(Data entries)
[BEGIN]
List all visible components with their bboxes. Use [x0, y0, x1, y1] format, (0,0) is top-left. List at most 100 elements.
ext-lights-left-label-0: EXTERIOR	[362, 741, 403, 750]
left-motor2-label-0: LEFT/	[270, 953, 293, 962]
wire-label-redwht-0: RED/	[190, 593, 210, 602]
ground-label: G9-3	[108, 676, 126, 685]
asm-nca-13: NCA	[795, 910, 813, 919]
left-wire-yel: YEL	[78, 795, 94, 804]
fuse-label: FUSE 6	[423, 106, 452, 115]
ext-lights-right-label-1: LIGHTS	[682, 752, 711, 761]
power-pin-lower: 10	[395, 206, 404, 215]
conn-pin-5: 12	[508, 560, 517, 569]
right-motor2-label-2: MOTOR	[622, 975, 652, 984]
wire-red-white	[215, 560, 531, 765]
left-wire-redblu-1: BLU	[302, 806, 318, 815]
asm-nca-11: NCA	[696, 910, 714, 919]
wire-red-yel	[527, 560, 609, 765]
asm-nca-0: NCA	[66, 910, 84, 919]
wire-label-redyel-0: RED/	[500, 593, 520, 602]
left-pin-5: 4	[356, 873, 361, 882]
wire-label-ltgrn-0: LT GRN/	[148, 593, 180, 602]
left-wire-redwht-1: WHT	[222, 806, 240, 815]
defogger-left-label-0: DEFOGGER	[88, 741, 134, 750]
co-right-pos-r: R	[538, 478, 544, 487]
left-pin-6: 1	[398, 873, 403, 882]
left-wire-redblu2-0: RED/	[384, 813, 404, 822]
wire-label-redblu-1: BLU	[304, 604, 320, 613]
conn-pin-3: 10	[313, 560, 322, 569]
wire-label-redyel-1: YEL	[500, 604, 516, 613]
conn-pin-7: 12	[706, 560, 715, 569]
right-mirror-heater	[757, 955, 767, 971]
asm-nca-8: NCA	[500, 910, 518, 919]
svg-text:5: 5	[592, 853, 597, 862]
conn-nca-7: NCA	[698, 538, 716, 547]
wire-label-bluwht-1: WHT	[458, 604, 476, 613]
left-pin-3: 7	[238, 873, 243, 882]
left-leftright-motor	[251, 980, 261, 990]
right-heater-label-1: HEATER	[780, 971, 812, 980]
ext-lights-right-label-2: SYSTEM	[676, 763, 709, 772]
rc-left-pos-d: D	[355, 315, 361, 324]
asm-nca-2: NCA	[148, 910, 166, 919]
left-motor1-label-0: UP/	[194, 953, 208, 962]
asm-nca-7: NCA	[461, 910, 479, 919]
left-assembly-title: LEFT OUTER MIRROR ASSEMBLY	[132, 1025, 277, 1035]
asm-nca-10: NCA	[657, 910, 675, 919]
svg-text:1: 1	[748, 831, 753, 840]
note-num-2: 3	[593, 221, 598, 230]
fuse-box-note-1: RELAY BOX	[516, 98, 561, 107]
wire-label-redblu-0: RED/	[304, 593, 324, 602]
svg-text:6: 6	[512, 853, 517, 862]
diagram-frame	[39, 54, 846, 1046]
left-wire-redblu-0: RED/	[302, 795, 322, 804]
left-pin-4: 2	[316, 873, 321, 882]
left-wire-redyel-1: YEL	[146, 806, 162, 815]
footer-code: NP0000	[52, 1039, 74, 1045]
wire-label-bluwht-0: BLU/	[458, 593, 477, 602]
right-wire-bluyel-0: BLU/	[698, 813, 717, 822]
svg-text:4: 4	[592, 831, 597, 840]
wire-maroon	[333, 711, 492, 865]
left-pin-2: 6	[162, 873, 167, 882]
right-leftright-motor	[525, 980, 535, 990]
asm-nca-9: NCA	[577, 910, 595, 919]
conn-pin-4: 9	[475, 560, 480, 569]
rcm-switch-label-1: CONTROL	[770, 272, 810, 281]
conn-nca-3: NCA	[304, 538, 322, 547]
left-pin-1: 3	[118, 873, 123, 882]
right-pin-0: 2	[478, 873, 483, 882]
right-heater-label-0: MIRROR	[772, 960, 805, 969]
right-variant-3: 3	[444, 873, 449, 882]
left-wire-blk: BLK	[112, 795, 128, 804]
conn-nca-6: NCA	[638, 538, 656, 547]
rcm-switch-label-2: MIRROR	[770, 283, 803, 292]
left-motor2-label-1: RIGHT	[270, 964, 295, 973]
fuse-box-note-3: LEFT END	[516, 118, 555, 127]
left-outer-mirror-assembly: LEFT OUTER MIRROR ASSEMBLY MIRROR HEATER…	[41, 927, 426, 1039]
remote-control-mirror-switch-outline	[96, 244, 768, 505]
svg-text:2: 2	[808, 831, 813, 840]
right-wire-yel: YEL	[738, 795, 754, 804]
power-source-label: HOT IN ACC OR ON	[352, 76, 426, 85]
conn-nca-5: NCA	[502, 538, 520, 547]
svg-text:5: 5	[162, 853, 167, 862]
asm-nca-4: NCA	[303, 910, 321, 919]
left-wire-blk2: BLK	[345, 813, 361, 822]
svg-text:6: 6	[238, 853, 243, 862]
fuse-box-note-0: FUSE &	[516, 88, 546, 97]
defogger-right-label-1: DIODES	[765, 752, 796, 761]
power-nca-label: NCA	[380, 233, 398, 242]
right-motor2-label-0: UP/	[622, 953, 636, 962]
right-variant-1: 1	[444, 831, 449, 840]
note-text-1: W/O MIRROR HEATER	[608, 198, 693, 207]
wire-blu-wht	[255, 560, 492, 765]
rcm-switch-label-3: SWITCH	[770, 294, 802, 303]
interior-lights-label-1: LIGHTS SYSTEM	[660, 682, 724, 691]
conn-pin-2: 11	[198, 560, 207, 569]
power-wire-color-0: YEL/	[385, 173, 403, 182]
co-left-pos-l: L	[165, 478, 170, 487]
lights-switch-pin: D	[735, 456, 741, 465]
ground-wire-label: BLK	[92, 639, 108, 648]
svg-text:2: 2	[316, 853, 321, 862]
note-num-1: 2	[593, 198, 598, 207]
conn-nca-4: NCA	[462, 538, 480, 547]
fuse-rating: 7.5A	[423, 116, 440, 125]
[END]
**Short problem:** Format the data as a numbered list, omitting any blank lines, beginning with the first line of the data and continuing through the line containing "910, 813, 919]".

**Task answer:**
1. List all visible components with their bboxes. Use [x0, y0, x1, y1] format, (0,0) is top-left. List at most 100 elements.
2. ext-lights-left-label-0: EXTERIOR	[362, 741, 403, 750]
3. left-motor2-label-0: LEFT/	[270, 953, 293, 962]
4. wire-label-redwht-0: RED/	[190, 593, 210, 602]
5. ground-label: G9-3	[108, 676, 126, 685]
6. asm-nca-13: NCA	[795, 910, 813, 919]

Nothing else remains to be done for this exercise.